→ Written exercise
Your task is to repeat all of the material exactly.

(Data records)
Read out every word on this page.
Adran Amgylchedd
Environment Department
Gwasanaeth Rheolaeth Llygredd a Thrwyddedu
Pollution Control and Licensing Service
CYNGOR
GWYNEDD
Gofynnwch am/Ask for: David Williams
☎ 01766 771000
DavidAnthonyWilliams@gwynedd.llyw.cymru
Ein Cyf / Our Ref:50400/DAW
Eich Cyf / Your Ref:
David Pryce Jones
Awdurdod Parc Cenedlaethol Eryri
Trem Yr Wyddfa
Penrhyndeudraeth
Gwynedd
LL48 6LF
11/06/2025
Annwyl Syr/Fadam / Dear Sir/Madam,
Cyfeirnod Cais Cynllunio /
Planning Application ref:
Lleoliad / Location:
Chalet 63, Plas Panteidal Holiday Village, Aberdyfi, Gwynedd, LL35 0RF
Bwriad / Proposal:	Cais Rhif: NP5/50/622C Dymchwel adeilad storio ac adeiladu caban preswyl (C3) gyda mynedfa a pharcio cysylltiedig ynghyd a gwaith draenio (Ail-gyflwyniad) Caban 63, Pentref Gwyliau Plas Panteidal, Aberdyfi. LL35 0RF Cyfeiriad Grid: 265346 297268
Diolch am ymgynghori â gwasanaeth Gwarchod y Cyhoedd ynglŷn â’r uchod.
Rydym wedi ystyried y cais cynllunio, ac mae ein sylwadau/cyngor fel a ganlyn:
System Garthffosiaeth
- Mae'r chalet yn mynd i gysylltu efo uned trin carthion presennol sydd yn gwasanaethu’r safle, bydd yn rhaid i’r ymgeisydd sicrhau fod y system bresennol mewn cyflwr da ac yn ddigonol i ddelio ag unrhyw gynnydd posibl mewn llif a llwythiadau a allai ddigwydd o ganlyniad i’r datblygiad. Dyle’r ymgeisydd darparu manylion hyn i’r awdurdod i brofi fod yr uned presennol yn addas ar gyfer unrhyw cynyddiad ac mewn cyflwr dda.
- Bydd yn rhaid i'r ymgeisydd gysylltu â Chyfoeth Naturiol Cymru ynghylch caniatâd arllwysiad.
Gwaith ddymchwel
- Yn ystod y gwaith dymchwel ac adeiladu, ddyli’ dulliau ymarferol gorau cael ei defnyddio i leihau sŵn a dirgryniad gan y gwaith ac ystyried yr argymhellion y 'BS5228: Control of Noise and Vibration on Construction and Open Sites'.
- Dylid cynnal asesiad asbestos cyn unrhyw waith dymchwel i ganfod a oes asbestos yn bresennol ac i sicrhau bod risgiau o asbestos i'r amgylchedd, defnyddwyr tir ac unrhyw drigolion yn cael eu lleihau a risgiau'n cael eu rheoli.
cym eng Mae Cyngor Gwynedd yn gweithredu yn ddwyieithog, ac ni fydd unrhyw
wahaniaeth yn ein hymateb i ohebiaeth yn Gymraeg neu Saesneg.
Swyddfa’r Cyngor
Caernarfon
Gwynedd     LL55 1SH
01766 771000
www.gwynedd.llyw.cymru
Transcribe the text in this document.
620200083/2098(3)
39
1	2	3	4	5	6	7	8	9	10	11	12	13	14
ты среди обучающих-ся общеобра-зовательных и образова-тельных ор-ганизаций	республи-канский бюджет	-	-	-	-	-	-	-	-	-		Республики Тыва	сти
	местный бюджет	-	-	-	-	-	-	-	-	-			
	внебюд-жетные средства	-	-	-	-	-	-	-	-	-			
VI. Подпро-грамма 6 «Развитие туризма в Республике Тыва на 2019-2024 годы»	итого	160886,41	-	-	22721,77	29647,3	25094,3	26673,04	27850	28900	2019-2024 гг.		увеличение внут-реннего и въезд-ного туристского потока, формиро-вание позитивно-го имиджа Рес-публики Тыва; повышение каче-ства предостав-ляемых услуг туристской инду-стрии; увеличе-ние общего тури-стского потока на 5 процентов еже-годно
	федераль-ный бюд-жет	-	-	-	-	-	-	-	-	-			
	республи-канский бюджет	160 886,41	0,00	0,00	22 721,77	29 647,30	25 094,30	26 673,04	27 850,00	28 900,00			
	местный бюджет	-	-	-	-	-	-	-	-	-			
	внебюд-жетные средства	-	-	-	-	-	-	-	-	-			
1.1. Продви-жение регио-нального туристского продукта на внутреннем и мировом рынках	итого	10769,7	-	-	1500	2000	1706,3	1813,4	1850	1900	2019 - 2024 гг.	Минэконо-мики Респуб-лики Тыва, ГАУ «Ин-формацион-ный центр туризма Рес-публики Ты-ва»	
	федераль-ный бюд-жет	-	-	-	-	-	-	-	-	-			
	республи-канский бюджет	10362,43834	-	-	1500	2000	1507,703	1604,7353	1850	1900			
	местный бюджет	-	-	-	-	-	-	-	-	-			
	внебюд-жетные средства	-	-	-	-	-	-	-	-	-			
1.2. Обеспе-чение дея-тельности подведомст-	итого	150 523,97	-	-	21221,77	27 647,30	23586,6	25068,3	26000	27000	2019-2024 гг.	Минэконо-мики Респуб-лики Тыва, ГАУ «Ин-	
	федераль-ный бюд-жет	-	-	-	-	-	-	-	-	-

→ The completed task
Read out every word on this page.
Adran Amgylchedd
Environment Department
Gwasanaeth Rheolaeth Llygredd a Thrwyddedu
Pollution Control and Licensing Service
CYNGOR
GWYNEDD
Gofynnwch am/Ask for: David Williams
☎ 01766 771000
DavidAnthonyWilliams@gwynedd.llyw.cymru
Ein Cyf / Our Ref:50400/DAW
Eich Cyf / Your Ref:
David Pryce Jones
Awdurdod Parc Cenedlaethol Eryri
Trem Yr Wyddfa
Penrhyndeudraeth
Gwynedd
LL48 6LF
11/06/2025
Annwyl Syr/Fadam / Dear Sir/Madam,
Cyfeirnod Cais Cynllunio /
Planning Application ref:
Lleoliad / Location:
Chalet 63, Plas Panteidal Holiday Village, Aberdyfi, Gwynedd, LL35 0RF
Bwriad / Proposal:	Cais Rhif: NP5/50/622C Dymchwel adeilad storio ac adeiladu caban preswyl (C3) gyda mynedfa a pharcio cysylltiedig ynghyd a gwaith draenio (Ail-gyflwyniad) Caban 63, Pentref Gwyliau Plas Panteidal, Aberdyfi. LL35 0RF Cyfeiriad Grid: 265346 297268
Diolch am ymgynghori â gwasanaeth Gwarchod y Cyhoedd ynglŷn â’r uchod.
Rydym wedi ystyried y cais cynllunio, ac mae ein sylwadau/cyngor fel a ganlyn:
System Garthffosiaeth
- Mae'r chalet yn mynd i gysylltu efo uned trin carthion presennol sydd yn gwasanaethu’r safle, bydd yn rhaid i’r ymgeisydd sicrhau fod y system bresennol mewn cyflwr da ac yn ddigonol i ddelio ag unrhyw gynnydd posibl mewn llif a llwythiadau a allai ddigwydd o ganlyniad i’r datblygiad. Dyle’r ymgeisydd darparu manylion hyn i’r awdurdod i brofi fod yr uned presennol yn addas ar gyfer unrhyw cynyddiad ac mewn cyflwr dda.
- Bydd yn rhaid i'r ymgeisydd gysylltu â Chyfoeth Naturiol Cymru ynghylch caniatâd arllwysiad.
Gwaith ddymchwel
- Yn ystod y gwaith dymchwel ac adeiladu, ddyli’ dulliau ymarferol gorau cael ei defnyddio i leihau sŵn a dirgryniad gan y gwaith ac ystyried yr argymhellion y 'BS5228: Control of Noise and Vibration on Construction and Open Sites'.
- Dylid cynnal asesiad asbestos cyn unrhyw waith dymchwel i ganfod a oes asbestos yn bresennol ac i sicrhau bod risgiau o asbestos i'r amgylchedd, defnyddwyr tir ac unrhyw drigolion yn cael eu lleihau a risgiau'n cael eu rheoli.
cym eng Mae Cyngor Gwynedd yn gweithredu yn ddwyieithog, ac ni fydd unrhyw
wahaniaeth yn ein hymateb i ohebiaeth yn Gymraeg neu Saesneg.
Swyddfa’r Cyngor
Caernarfon
Gwynedd     LL55 1SH
01766 771000
www.gwynedd.llyw.cymru
Transcribe the text in this document.
620200083/2098(3)
39
1	2	3	4	5	6	7	8	9	10	11	12	13	14
ты среди обучающих-ся общеобра-зовательных и образова-тельных ор-ганизаций	республи-канский бюджет	-	-	-	-	-	-	-	-	-		Республики Тыва	сти
	местный бюджет	-	-	-	-	-	-	-	-	-			
	внебюд-жетные средства	-	-	-	-	-	-	-	-	-			
VI. Подпро-грамма 6 «Развитие туризма в Республике Тыва на 2019-2024 годы»	итого	160886,41	-	-	22721,77	29647,3	25094,3	26673,04	27850	28900	2019-2024 гг.		увеличение внут-реннего и въезд-ного туристского потока, формиро-вание позитивно-го имиджа Рес-публики Тыва; повышение каче-ства предостав-ляемых услуг туристской инду-стрии; увеличе-ние общего тури-стского потока на 5 процентов еже-годно
	федераль-ный бюд-жет	-	-	-	-	-	-	-	-	-			
	республи-канский бюджет	160 886,41	0,00	0,00	22 721,77	29 647,30	25 094,30	26 673,04	27 850,00	28 900,00			
	местный бюджет	-	-	-	-	-	-	-	-	-			
	внебюд-жетные средства	-	-	-	-	-	-	-	-	-			
1.1. Продви-жение регио-нального туристского продукта на внутреннем и мировом рынках	итого	10769,7	-	-	1500	2000	1706,3	1813,4	1850	1900	2019 - 2024 гг.	Минэконо-мики Респуб-лики Тыва, ГАУ «Ин-формацион-ный центр туризма Рес-публики Ты-ва»	
	федераль-ный бюд-жет	-	-	-	-	-	-	-	-	-			
	республи-канский бюджет	10362,43834	-	-	1500	2000	1507,703	1604,7353	1850	1900			
	местный бюджет	-	-	-	-	-	-	-	-	-			
	внебюд-жетные средства	-	-	-	-	-	-	-	-	-			
1.2. Обеспе-чение дея-тельности подведомст-	итого	150 523,97	-	-	21221,77	27 647,30	23586,6	25068,3	26000	27000	2019-2024 гг.	Минэконо-мики Респуб-лики Тыва, ГАУ «Ин-	
	федераль-ный бюд-жет	-	-	-	-	-	-	-	-	-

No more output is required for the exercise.